#### [DESCRIPTION OF THE TASK]
Every entry here needs to be repeated exactly.

#### [GIVEN DATA]
/---
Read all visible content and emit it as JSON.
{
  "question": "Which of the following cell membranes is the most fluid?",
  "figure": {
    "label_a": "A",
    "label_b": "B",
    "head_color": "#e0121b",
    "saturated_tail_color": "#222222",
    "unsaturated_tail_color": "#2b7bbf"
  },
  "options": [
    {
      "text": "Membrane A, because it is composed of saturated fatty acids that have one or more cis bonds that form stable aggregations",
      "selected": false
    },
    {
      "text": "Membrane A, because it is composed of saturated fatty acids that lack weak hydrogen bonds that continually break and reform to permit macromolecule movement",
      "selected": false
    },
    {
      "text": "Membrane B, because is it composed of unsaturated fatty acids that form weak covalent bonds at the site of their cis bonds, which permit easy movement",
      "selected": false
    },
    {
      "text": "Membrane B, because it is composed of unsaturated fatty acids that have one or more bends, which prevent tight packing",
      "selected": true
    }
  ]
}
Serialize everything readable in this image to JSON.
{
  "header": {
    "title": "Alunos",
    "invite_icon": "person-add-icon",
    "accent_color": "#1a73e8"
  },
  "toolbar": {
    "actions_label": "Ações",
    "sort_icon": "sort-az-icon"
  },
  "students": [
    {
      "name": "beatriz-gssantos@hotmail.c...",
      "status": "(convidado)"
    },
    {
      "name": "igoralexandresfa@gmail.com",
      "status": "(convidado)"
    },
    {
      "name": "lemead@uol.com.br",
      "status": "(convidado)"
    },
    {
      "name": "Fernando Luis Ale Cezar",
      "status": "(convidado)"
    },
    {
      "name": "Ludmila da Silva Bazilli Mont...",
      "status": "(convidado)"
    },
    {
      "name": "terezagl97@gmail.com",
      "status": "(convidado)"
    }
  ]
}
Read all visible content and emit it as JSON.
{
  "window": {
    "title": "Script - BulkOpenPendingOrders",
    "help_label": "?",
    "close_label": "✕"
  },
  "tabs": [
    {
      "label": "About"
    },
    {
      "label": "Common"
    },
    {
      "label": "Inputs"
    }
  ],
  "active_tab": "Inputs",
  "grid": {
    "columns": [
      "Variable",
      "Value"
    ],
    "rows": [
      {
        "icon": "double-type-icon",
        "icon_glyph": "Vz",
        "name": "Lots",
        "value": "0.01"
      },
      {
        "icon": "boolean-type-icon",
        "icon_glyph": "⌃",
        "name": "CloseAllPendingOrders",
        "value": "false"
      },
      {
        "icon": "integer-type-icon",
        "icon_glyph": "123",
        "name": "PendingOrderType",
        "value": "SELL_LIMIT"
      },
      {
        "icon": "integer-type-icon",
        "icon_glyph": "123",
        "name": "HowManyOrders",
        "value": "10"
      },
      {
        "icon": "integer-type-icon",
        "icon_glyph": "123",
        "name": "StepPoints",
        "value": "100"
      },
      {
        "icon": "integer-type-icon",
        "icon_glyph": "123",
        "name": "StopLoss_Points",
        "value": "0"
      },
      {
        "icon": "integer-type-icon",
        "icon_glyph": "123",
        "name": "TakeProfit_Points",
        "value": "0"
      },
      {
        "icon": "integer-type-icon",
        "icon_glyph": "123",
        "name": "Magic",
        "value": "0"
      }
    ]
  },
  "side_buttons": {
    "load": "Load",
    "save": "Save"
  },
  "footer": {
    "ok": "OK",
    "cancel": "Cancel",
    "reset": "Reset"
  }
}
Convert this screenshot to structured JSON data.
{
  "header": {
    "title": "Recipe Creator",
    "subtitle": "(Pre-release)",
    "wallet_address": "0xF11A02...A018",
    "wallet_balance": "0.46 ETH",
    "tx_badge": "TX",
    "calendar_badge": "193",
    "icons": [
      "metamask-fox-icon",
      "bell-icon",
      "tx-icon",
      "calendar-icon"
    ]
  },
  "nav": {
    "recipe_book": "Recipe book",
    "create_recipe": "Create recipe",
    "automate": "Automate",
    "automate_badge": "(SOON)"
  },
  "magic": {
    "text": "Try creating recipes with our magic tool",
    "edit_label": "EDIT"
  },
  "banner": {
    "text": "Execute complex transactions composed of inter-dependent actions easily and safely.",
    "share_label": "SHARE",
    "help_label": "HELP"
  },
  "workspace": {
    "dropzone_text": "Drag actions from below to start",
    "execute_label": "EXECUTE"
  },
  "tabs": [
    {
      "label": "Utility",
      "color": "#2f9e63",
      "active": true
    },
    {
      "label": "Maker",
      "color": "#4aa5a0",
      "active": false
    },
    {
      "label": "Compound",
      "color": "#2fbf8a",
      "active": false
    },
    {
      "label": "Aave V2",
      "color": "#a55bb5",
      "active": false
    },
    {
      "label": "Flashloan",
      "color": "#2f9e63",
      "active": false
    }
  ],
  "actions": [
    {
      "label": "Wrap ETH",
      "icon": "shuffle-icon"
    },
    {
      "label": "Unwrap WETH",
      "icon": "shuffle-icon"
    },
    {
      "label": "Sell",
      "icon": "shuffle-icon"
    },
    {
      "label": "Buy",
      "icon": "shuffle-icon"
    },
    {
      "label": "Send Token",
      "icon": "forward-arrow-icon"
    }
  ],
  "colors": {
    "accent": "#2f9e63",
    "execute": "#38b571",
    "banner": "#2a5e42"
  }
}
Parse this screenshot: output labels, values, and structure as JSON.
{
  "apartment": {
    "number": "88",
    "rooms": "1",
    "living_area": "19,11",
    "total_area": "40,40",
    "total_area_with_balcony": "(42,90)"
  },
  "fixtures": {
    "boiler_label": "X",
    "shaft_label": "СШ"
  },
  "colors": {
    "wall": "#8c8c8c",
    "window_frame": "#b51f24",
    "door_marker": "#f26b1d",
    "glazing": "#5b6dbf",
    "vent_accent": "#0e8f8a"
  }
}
\---
#### [RESPONSE]
Read all visible content and emit it as JSON.
{
  "question": "Which of the following cell membranes is the most fluid?",
  "figure": {
    "label_a": "A",
    "label_b": "B",
    "head_color": "#e0121b",
    "saturated_tail_color": "#222222",
    "unsaturated_tail_color": "#2b7bbf"
  },
  "options": [
    {
      "text": "Membrane A, because it is composed of saturated fatty acids that have one or more cis bonds that form stable aggregations",
      "selected": false
    },
    {
      "text": "Membrane A, because it is composed of saturated fatty acids that lack weak hydrogen bonds that continually break and reform to permit macromolecule movement",
      "selected": false
    },
    {
      "text": "Membrane B, because is it composed of unsaturated fatty acids that form weak covalent bonds at the site of their cis bonds, which permit easy movement",
      "selected": false
    },
    {
      "text": "Membrane B, because it is composed of unsaturated fatty acids that have one or more bends, which prevent tight packing",
      "selected": true
    }
  ]
}
Serialize everything readable in this image to JSON.
{
  "header": {
    "title": "Alunos",
    "invite_icon": "person-add-icon",
    "accent_color": "#1a73e8"
  },
  "toolbar": {
    "actions_label": "Ações",
    "sort_icon": "sort-az-icon"
  },
  "students": [
    {
      "name": "beatriz-gssantos@hotmail.c...",
      "status": "(convidado)"
    },
    {
      "name": "igoralexandresfa@gmail.com",
      "status": "(convidado)"
    },
    {
      "name": "lemead@uol.com.br",
      "status": "(convidado)"
    },
    {
      "name": "Fernando Luis Ale Cezar",
      "status": "(convidado)"
    },
    {
      "name": "Ludmila da Silva Bazilli Mont...",
      "status": "(convidado)"
    },
    {
      "name": "terezagl97@gmail.com",
      "status": "(convidado)"
    }
  ]
}
Read all visible content and emit it as JSON.
{
  "window": {
    "title": "Script - BulkOpenPendingOrders",
    "help_label": "?",
    "close_label": "✕"
  },
  "tabs": [
    {
      "label": "About"
    },
    {
      "label": "Common"
    },
    {
      "label": "Inputs"
    }
  ],
  "active_tab": "Inputs",
  "grid": {
    "columns": [
      "Variable",
      "Value"
    ],
    "rows": [
      {
        "icon": "double-type-icon",
        "icon_glyph": "Vz",
        "name": "Lots",
        "value": "0.01"
      },
      {
        "icon": "boolean-type-icon",
        "icon_glyph": "⌃",
        "name": "CloseAllPendingOrders",
        "value": "false"
      },
      {
        "icon": "integer-type-icon",
        "icon_glyph": "123",
        "name": "PendingOrderType",
        "value": "SELL_LIMIT"
      },
      {
        "icon": "integer-type-icon",
        "icon_glyph": "123",
        "name": "HowManyOrders",
        "value": "10"
      },
      {
        "icon": "integer-type-icon",
        "icon_glyph": "123",
        "name": "StepPoints",
        "value": "100"
      },
      {
        "icon": "integer-type-icon",
        "icon_glyph": "123",
        "name": "StopLoss_Points",
        "value": "0"
      },
      {
        "icon": "integer-type-icon",
        "icon_glyph": "123",
        "name": "TakeProfit_Points",
        "value": "0"
      },
      {
        "icon": "integer-type-icon",
        "icon_glyph": "123",
        "name": "Magic",
        "value": "0"
      }
    ]
  },
  "side_buttons": {
    "load": "Load",
    "save": "Save"
  },
  "footer": {
    "ok": "OK",
    "cancel": "Cancel",
    "reset": "Reset"
  }
}
Convert this screenshot to structured JSON data.
{
  "header": {
    "title": "Recipe Creator",
    "subtitle": "(Pre-release)",
    "wallet_address": "0xF11A02...A018",
    "wallet_balance": "0.46 ETH",
    "tx_badge": "TX",
    "calendar_badge": "193",
    "icons": [
      "metamask-fox-icon",
      "bell-icon",
      "tx-icon",
      "calendar-icon"
    ]
  },
  "nav": {
    "recipe_book": "Recipe book",
    "create_recipe": "Create recipe",
    "automate": "Automate",
    "automate_badge": "(SOON)"
  },
  "magic": {
    "text": "Try creating recipes with our magic tool",
    "edit_label": "EDIT"
  },
  "banner": {
    "text": "Execute complex transactions composed of inter-dependent actions easily and safely.",
    "share_label": "SHARE",
    "help_label": "HELP"
  },
  "workspace": {
    "dropzone_text": "Drag actions from below to start",
    "execute_label": "EXECUTE"
  },
  "tabs": [
    {
      "label": "Utility",
      "color": "#2f9e63",
      "active": true
    },
    {
      "label": "Maker",
      "color": "#4aa5a0",
      "active": false
    },
    {
      "label": "Compound",
      "color": "#2fbf8a",
      "active": false
    },
    {
      "label": "Aave V2",
      "color": "#a55bb5",
      "active": false
    },
    {
      "label": "Flashloan",
      "color": "#2f9e63",
      "active": false
    }
  ],
  "actions": [
    {
      "label": "Wrap ETH",
      "icon": "shuffle-icon"
    },
    {
      "label": "Unwrap WETH",
      "icon": "shuffle-icon"
    },
    {
      "label": "Sell",
      "icon": "shuffle-icon"
    },
    {
      "label": "Buy",
      "icon": "shuffle-icon"
    },
    {
      "label": "Send Token",
      "icon": "forward-arrow-icon"
    }
  ],
  "colors": {
    "accent": "#2f9e63",
    "execute": "#38b571",
    "banner": "#2a5e42"
  }
}
Parse this screenshot: output labels, values, and structure as JSON.
{
  "apartment": {
    "number": "88",
    "rooms": "1",
    "living_area": "19,11",
    "total_area": "40,40",
    "total_area_with_balcony": "(42,90)"
  },
  "fixtures": {
    "boiler_label": "X",
    "shaft_label": "СШ"
  },
  "colors": {
    "wall": "#8c8c8c",
    "window_frame": "#b51f24",
    "door_marker": "#f26b1d",
    "glazing": "#5b6dbf",
    "vent_accent": "#0e8f8a"
  }
}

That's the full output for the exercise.